# START OF The input
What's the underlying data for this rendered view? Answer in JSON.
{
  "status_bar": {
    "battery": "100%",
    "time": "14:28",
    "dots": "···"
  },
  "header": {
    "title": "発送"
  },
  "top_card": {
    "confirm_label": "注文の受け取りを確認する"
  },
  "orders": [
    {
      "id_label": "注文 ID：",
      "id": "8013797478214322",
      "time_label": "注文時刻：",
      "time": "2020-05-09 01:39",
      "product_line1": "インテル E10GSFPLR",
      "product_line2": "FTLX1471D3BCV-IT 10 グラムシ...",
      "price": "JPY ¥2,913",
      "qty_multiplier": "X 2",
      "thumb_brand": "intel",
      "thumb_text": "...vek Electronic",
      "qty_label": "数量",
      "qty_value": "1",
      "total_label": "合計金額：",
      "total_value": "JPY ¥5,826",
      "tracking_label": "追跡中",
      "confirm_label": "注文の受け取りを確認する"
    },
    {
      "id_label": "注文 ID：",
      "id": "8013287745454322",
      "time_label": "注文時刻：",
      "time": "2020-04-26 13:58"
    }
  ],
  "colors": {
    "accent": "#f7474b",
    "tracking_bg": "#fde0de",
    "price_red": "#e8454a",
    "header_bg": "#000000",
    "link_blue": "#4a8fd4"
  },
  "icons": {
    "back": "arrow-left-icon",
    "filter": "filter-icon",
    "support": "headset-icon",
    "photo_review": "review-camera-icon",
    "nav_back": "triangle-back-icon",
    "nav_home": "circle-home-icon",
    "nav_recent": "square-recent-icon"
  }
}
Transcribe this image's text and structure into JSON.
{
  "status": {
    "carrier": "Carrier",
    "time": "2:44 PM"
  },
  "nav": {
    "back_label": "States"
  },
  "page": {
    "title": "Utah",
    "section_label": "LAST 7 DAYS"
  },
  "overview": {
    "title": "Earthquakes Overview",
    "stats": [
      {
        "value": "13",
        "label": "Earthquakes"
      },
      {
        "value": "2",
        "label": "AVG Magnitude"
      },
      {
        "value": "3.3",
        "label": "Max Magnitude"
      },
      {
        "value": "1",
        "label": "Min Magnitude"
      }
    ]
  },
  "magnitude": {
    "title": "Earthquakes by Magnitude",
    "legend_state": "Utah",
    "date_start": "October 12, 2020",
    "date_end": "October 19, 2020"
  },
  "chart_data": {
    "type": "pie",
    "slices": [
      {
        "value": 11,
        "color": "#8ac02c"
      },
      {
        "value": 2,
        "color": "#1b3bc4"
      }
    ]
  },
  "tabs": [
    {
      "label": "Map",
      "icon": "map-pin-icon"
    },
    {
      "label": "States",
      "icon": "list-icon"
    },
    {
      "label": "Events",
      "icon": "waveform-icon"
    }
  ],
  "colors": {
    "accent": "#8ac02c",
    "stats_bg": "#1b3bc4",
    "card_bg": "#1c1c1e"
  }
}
# END OF The input
■ What to work on ■
Return the whole listing exactly.

■ The reply ■
What's the underlying data for this rendered view? Answer in JSON.
{
  "status_bar": {
    "battery": "100%",
    "time": "14:28",
    "dots": "···"
  },
  "header": {
    "title": "発送"
  },
  "top_card": {
    "confirm_label": "注文の受け取りを確認する"
  },
  "orders": [
    {
      "id_label": "注文 ID：",
      "id": "8013797478214322",
      "time_label": "注文時刻：",
      "time": "2020-05-09 01:39",
      "product_line1": "インテル E10GSFPLR",
      "product_line2": "FTLX1471D3BCV-IT 10 グラムシ...",
      "price": "JPY ¥2,913",
      "qty_multiplier": "X 2",
      "thumb_brand": "intel",
      "thumb_text": "...vek Electronic",
      "qty_label": "数量",
      "qty_value": "1",
      "total_label": "合計金額：",
      "total_value": "JPY ¥5,826",
      "tracking_label": "追跡中",
      "confirm_label": "注文の受け取りを確認する"
    },
    {
      "id_label": "注文 ID：",
      "id": "8013287745454322",
      "time_label": "注文時刻：",
      "time": "2020-04-26 13:58"
    }
  ],
  "colors": {
    "accent": "#f7474b",
    "tracking_bg": "#fde0de",
    "price_red": "#e8454a",
    "header_bg": "#000000",
    "link_blue": "#4a8fd4"
  },
  "icons": {
    "back": "arrow-left-icon",
    "filter": "filter-icon",
    "support": "headset-icon",
    "photo_review": "review-camera-icon",
    "nav_back": "triangle-back-icon",
    "nav_home": "circle-home-icon",
    "nav_recent": "square-recent-icon"
  }
}
Transcribe this image's text and structure into JSON.
{
  "status": {
    "carrier": "Carrier",
    "time": "2:44 PM"
  },
  "nav": {
    "back_label": "States"
  },
  "page": {
    "title": "Utah",
    "section_label": "LAST 7 DAYS"
  },
  "overview": {
    "title": "Earthquakes Overview",
    "stats": [
      {
        "value": "13",
        "label": "Earthquakes"
      },
      {
        "value": "2",
        "label": "AVG Magnitude"
      },
      {
        "value": "3.3",
        "label": "Max Magnitude"
      },
      {
        "value": "1",
        "label": "Min Magnitude"
      }
    ]
  },
  "magnitude": {
    "title": "Earthquakes by Magnitude",
    "legend_state": "Utah",
    "date_start": "October 12, 2020",
    "date_end": "October 19, 2020"
  },
  "chart_data": {
    "type": "pie",
    "slices": [
      {
        "value": 11,
        "color": "#8ac02c"
      },
      {
        "value": 2,
        "color": "#1b3bc4"
      }
    ]
  },
  "tabs": [
    {
      "label": "Map",
      "icon": "map-pin-icon"
    },
    {
      "label": "States",
      "icon": "list-icon"
    },
    {
      "label": "Events",
      "icon": "waveform-icon"
    }
  ],
  "colors": {
    "accent": "#8ac02c",
    "stats_bg": "#1b3bc4",
    "card_bg": "#1c1c1e"
  }
}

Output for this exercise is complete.